Every line below that contains "image" is to be copied.

**RECORDS FOR THIS TASK:**
--- START ---
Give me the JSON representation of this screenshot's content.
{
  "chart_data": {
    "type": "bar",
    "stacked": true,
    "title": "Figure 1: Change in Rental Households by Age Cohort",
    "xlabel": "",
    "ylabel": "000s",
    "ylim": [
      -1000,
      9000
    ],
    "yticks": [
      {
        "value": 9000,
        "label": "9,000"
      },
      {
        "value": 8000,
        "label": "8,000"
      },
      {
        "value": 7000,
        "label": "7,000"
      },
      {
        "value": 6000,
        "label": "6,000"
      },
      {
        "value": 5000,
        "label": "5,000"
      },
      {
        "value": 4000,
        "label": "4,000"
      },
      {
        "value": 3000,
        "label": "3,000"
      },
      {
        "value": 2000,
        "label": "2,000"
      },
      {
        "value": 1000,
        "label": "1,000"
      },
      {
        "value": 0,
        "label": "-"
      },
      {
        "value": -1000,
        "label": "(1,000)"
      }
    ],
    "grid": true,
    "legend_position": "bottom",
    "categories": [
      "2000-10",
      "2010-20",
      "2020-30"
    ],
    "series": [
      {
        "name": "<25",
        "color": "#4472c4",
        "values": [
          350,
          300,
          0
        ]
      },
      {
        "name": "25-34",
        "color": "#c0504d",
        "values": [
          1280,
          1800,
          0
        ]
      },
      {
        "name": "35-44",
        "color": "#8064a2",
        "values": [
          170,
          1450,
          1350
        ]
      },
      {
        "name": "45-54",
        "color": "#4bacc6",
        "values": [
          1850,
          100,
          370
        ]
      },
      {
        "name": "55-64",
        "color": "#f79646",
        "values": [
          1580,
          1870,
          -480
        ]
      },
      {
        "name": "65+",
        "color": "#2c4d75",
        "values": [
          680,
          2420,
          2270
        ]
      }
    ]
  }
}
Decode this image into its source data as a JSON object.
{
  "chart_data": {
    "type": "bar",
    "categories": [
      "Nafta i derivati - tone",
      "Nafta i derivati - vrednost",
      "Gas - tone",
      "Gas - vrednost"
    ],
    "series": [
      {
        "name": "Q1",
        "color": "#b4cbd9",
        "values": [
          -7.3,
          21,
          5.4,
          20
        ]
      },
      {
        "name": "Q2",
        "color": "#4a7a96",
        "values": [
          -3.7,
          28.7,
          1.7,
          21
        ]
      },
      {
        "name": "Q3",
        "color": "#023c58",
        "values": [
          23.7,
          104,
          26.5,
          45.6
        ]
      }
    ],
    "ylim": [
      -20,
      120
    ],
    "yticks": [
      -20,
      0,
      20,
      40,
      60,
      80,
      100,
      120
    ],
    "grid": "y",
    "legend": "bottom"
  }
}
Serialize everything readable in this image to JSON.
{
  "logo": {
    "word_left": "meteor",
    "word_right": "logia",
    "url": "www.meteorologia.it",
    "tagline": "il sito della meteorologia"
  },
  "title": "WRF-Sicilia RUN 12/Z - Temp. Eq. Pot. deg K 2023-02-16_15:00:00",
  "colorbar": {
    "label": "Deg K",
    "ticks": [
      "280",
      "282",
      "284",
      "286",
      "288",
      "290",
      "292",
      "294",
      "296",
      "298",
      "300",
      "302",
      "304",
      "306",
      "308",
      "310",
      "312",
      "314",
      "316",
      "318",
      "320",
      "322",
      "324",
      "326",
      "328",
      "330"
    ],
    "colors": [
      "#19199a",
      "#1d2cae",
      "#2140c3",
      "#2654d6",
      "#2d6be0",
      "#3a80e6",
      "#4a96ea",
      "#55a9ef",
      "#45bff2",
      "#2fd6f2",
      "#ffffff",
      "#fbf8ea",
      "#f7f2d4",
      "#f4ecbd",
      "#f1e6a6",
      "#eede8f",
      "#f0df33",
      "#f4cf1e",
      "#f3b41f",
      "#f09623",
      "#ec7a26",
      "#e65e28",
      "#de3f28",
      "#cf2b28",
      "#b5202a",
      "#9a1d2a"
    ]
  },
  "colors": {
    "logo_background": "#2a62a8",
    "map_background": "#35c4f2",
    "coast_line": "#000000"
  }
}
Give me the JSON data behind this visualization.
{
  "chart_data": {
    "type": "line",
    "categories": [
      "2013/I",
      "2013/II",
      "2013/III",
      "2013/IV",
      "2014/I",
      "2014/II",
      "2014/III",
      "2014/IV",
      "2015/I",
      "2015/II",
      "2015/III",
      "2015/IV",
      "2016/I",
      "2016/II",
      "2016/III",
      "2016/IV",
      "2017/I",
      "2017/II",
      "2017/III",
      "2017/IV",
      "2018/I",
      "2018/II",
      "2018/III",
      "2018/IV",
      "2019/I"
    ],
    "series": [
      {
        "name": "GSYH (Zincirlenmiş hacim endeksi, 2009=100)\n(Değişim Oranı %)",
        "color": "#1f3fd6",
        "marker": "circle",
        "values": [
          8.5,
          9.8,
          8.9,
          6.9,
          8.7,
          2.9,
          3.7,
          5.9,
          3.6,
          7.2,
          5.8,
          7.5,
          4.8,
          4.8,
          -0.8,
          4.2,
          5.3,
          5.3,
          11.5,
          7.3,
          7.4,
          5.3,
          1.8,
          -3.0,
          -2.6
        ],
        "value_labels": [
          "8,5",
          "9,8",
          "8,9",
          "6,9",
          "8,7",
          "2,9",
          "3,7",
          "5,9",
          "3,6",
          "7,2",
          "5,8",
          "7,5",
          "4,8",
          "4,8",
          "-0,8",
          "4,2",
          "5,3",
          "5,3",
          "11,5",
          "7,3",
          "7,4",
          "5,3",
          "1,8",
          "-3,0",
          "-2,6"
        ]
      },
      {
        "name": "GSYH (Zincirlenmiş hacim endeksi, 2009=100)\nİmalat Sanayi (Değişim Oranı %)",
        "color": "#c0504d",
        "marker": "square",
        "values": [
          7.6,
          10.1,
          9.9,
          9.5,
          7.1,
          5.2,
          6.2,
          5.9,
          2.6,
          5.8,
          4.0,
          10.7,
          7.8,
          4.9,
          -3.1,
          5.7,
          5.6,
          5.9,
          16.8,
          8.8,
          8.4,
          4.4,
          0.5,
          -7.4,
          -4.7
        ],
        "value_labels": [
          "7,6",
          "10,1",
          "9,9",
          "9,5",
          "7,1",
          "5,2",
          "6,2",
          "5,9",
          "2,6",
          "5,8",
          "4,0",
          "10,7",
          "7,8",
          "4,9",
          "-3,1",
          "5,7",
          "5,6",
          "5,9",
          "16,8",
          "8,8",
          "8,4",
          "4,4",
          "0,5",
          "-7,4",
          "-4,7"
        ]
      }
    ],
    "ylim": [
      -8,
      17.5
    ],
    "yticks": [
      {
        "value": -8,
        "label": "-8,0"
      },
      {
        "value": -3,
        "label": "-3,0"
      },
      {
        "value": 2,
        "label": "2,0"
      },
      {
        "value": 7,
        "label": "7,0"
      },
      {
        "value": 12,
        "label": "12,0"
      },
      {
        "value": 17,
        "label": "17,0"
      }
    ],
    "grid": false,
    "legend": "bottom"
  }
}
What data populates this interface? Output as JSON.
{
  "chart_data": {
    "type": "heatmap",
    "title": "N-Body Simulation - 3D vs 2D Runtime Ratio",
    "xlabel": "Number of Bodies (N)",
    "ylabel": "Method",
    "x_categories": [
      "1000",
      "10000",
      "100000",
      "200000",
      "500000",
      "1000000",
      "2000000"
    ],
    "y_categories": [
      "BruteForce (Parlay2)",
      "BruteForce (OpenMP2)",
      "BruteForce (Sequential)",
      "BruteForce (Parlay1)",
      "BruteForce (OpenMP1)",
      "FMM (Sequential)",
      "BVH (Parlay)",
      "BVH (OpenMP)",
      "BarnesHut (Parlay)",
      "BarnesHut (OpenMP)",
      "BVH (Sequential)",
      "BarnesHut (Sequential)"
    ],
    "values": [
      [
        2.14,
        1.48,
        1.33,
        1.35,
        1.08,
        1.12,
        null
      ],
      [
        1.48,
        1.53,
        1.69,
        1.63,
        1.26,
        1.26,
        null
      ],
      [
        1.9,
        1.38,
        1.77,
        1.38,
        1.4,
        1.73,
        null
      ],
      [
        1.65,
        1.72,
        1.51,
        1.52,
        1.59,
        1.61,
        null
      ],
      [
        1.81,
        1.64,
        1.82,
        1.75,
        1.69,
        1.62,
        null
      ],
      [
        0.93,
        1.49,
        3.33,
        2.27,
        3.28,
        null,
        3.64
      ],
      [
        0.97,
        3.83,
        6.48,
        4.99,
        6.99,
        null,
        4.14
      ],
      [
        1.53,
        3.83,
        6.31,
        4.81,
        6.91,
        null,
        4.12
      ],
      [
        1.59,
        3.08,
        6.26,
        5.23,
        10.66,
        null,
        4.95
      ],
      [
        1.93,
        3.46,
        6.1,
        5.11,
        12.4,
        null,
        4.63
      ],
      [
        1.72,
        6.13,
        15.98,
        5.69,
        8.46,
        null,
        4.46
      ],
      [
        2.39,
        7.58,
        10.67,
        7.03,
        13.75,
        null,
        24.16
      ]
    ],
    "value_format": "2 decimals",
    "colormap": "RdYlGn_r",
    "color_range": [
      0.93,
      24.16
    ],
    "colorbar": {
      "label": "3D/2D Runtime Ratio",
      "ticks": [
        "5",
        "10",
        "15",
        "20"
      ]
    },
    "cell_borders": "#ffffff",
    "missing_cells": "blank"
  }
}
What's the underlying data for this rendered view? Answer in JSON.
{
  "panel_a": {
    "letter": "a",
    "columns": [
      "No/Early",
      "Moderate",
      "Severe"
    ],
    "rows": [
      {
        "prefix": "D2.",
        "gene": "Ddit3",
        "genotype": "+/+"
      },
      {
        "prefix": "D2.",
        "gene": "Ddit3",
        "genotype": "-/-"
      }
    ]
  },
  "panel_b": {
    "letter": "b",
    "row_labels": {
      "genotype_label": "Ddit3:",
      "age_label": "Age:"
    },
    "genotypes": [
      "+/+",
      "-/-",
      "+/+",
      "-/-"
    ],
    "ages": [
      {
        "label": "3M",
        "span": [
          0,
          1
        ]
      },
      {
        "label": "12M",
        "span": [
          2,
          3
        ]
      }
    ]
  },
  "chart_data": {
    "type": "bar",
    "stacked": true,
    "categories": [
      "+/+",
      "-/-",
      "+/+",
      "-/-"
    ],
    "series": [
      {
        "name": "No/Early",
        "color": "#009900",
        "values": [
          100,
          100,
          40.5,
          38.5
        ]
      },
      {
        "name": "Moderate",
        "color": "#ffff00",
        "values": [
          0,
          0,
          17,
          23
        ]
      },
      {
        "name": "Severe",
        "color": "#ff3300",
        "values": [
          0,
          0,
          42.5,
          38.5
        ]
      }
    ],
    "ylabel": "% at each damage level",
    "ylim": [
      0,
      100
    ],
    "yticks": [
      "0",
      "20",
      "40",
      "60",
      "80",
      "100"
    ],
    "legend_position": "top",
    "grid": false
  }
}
--- END ---
**EXERCISE SOLUTION:**
Decode this image into its source data as a JSON object.
Serialize everything readable in this image to JSON.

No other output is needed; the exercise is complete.